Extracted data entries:
* * * *
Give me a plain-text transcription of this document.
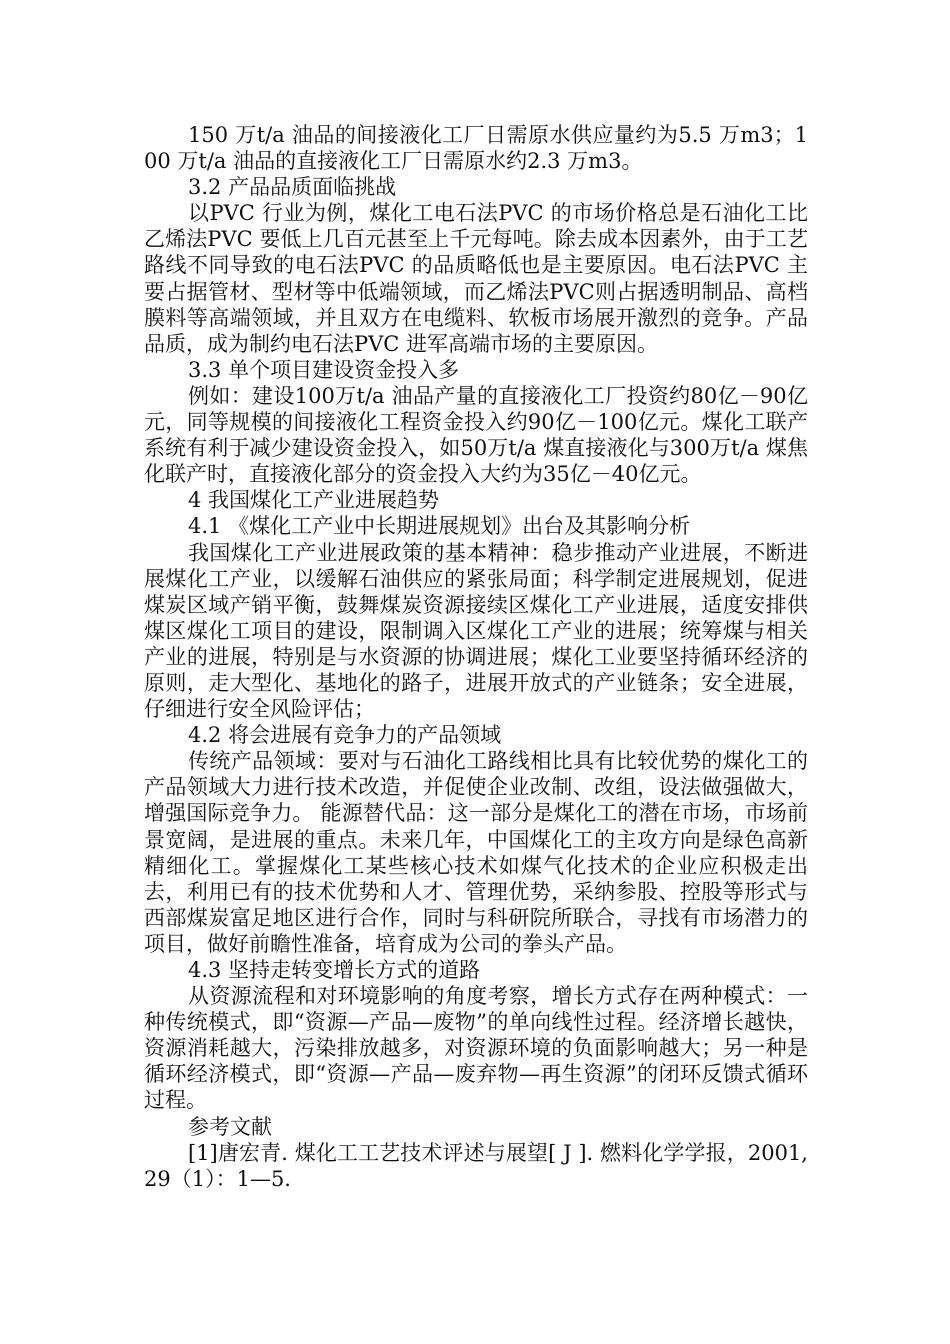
150 万t/a 油品的间接液化工厂日需原水供应量约为5.5 万m3；100 万t/a 油品的直接液化工厂日需原水约2.3 万m3。

3.2 产品品质面临挑战

以PVC 行业为例，煤化工电石法PVC 的市场价格总是石油化工比乙烯法PVC 要低上几百元甚至上千元每吨。除去成本因素外，由于工艺路线不同导致的电石法PVC 的品质略低也是主要原因。电石法PVC 主要占据管材、型材等中低端领域，而乙烯法PVC则占据透明制品、高档膜料等高端领域，并且双方在电缆料、软板市场展开激烈的竞争。产品品质，成为制约电石法PVC 进军高端市场的主要原因。

3.3 单个项目建设资金投入多

例如：建设100万t/a 油品产量的直接液化工厂投资约80亿－90亿元，同等规模的间接液化工程资金投入约90亿－100亿元。煤化工联产系统有利于减少建设资金投入，如50万t/a 煤直接液化与300万t/a 煤焦化联产时，直接液化部分的资金投入大约为35亿－40亿元。

4 我国煤化工产业进展趋势

4.1 《煤化工产业中长期进展规划》出台及其影响分析

我国煤化工产业进展政策的基本精神：稳步推动产业进展，不断进展煤化工产业，以缓解石油供应的紧张局面；科学制定进展规划，促进煤炭区域产销平衡，鼓舞煤炭资源接续区煤化工产业进展，适度安排供煤区煤化工项目的建设，限制调入区煤化工产业的进展；统筹煤与相关产业的进展，特别是与水资源的协调进展；煤化工业要坚持循环经济的原则，走大型化、基地化的路子，进展开放式的产业链条；安全进展，仔细进行安全风险评估；

4.2 将会进展有竞争力的产品领域

传统产品领域：要对与石油化工路线相比具有比较优势的煤化工的产品领域大力进行技术改造，并促使企业改制、改组，设法做强做大，增强国际竞争力。 能源替代品：这一部分是煤化工的潜在市场，市场前景宽阔，是进展的重点。未来几年，中国煤化工的主攻方向是绿色高新精细化工。掌握煤化工某些核心技术如煤气化技术的企业应积极走出去，利用已有的技术优势和人才、管理优势，采纳参股、控股等形式与西部煤炭富足地区进行合作，同时与科研院所联合，寻找有市场潜力的项目，做好前瞻性准备，培育成为公司的拳头产品。

4.3 坚持走转变增长方式的道路

从资源流程和对环境影响的角度考察，增长方式存在两种模式：一种传统模式，即“资源—产品—废物”的单向线性过程。经济增长越快，资源消耗越大，污染排放越多，对资源环境的负面影响越大；另一种是循环经济模式，即“资源—产品—废弃物—再生资源”的闭环反馈式循环过程。

参考文献

[1]唐宏青. 煤化工工艺技术评述与展望[ J ]. 燃料化学学报，2001,29（1）：1—5.
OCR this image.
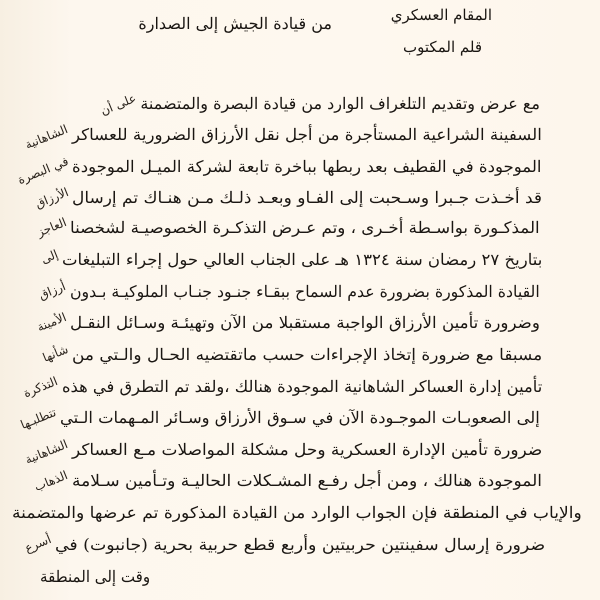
المقام العسكري
قلم المكتوب
من قيادة الجيش إلى الصدارة
مع عرض وتقديم التلغراف الوارد من قيادة البصرة والمتضمنة
على أن
السفينة الشراعية المستأجرة من أجل نقل الأرزاق الضرورية للعساكر
الشاهانية
الموجودة في القطيف بعد ربطها بباخرة تابعة لشركة الميـل الموجودة
في البصرة
قد أخـذت جـبرا وسـحبت إلى الفـاو وبعـد ذلـك مـن هنـاك تم إرسال
الأرزاق
المذكـورة بواسـطة أخـرى ، وتم عـرض التذكـرة الخصوصيـة لشخصنا
العاجز
بتاريخ ٢٧ رمضان سنة ١٣٢٤ هـ على الجناب العالي حول إجراء التبليغات
إلى
القيادة المذكورة بضرورة عدم السماح ببقـاء جنـود جنـاب الملوكيـة بـدون
أرزاق
وضرورة تأمين الأرزاق الواجبة مستقبلا من الآن وتهيئـة وسـائل النقـل
الأمينة
مسبقا مع ضرورة إتخاذ الإجراءات حسب ماتقتضيه الحـال والـتي من
شأنها
تأمين إدارة العساكر الشاهانية الموجودة هنالك ،ولقد تم التطرق في هذه
التذكرة
إلى الصعوبـات الموجـودة الآن في سـوق الأرزاق وسـائر المـهمات الـتي
تتطلبـها
ضرورة تأمين الإدارة العسكرية وحل مشكلة المواصلات مـع العساكر
الشاهانية
الموجودة هنالك ، ومن أجل رفـع المشـكلات الحاليـة وتـأمين سـلامة
الذهاب
والإياب في المنطقة فإن الجواب الوارد من القيادة المذكورة تم عرضها والمتضمنة
ضرورة إرسال سفينتين حربيتين وأربع قطع حربية بحرية (جانبوت) في
أسرع
وقت إلى المنطقة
* * * *
__TO BE DONE__. Set each line of the records down exactly, leaving every picture out.

__SOLUTION TO THIS EXERCISE__.
Give me a plain-text transcription of this document.
150 万t/a 油品的间接液化工厂日需原水供应量约为5.5 万m3；100 万t/a 油品的直接液化工厂日需原水约2.3 万m3。

3.2 产品品质面临挑战

以PVC 行业为例，煤化工电石法PVC 的市场价格总是石油化工比乙烯法PVC 要低上几百元甚至上千元每吨。除去成本因素外，由于工艺路线不同导致的电石法PVC 的品质略低也是主要原因。电石法PVC 主要占据管材、型材等中低端领域，而乙烯法PVC则占据透明制品、高档膜料等高端领域，并且双方在电缆料、软板市场展开激烈的竞争。产品品质，成为制约电石法PVC 进军高端市场的主要原因。

3.3 单个项目建设资金投入多

例如：建设100万t/a 油品产量的直接液化工厂投资约80亿－90亿元，同等规模的间接液化工程资金投入约90亿－100亿元。煤化工联产系统有利于减少建设资金投入，如50万t/a 煤直接液化与300万t/a 煤焦化联产时，直接液化部分的资金投入大约为35亿－40亿元。

4 我国煤化工产业进展趋势

4.1 《煤化工产业中长期进展规划》出台及其影响分析

我国煤化工产业进展政策的基本精神：稳步推动产业进展，不断进展煤化工产业，以缓解石油供应的紧张局面；科学制定进展规划，促进煤炭区域产销平衡，鼓舞煤炭资源接续区煤化工产业进展，适度安排供煤区煤化工项目的建设，限制调入区煤化工产业的进展；统筹煤与相关产业的进展，特别是与水资源的协调进展；煤化工业要坚持循环经济的原则，走大型化、基地化的路子，进展开放式的产业链条；安全进展，仔细进行安全风险评估；

4.2 将会进展有竞争力的产品领域

传统产品领域：要对与石油化工路线相比具有比较优势的煤化工的产品领域大力进行技术改造，并促使企业改制、改组，设法做强做大，增强国际竞争力。 能源替代品：这一部分是煤化工的潜在市场，市场前景宽阔，是进展的重点。未来几年，中国煤化工的主攻方向是绿色高新精细化工。掌握煤化工某些核心技术如煤气化技术的企业应积极走出去，利用已有的技术优势和人才、管理优势，采纳参股、控股等形式与西部煤炭富足地区进行合作，同时与科研院所联合，寻找有市场潜力的项目，做好前瞻性准备，培育成为公司的拳头产品。

4.3 坚持走转变增长方式的道路

从资源流程和对环境影响的角度考察，增长方式存在两种模式：一种传统模式，即“资源—产品—废物”的单向线性过程。经济增长越快，资源消耗越大，污染排放越多，对资源环境的负面影响越大；另一种是循环经济模式，即“资源—产品—废弃物—再生资源”的闭环反馈式循环过程。

参考文献

[1]唐宏青. 煤化工工艺技术评述与展望[ J ]. 燃料化学学报，2001,29（1）：1—5.
OCR this image.
المقام العسكري
قلم المكتوب
من قيادة الجيش إلى الصدارة
مع عرض وتقديم التلغراف الوارد من قيادة البصرة والمتضمنة
على أن
السفينة الشراعية المستأجرة من أجل نقل الأرزاق الضرورية للعساكر
الشاهانية
الموجودة في القطيف بعد ربطها بباخرة تابعة لشركة الميـل الموجودة
في البصرة
قد أخـذت جـبرا وسـحبت إلى الفـاو وبعـد ذلـك مـن هنـاك تم إرسال
الأرزاق
المذكـورة بواسـطة أخـرى ، وتم عـرض التذكـرة الخصوصيـة لشخصنا
العاجز
بتاريخ ٢٧ رمضان سنة ١٣٢٤ هـ على الجناب العالي حول إجراء التبليغات
إلى
القيادة المذكورة بضرورة عدم السماح ببقـاء جنـود جنـاب الملوكيـة بـدون
أرزاق
وضرورة تأمين الأرزاق الواجبة مستقبلا من الآن وتهيئـة وسـائل النقـل
الأمينة
مسبقا مع ضرورة إتخاذ الإجراءات حسب ماتقتضيه الحـال والـتي من
شأنها
تأمين إدارة العساكر الشاهانية الموجودة هنالك ،ولقد تم التطرق في هذه
التذكرة
إلى الصعوبـات الموجـودة الآن في سـوق الأرزاق وسـائر المـهمات الـتي
تتطلبـها
ضرورة تأمين الإدارة العسكرية وحل مشكلة المواصلات مـع العساكر
الشاهانية
الموجودة هنالك ، ومن أجل رفـع المشـكلات الحاليـة وتـأمين سـلامة
الذهاب
والإياب في المنطقة فإن الجواب الوارد من القيادة المذكورة تم عرضها والمتضمنة
ضرورة إرسال سفينتين حربيتين وأربع قطع حربية بحرية (جانبوت) في
أسرع
وقت إلى المنطقة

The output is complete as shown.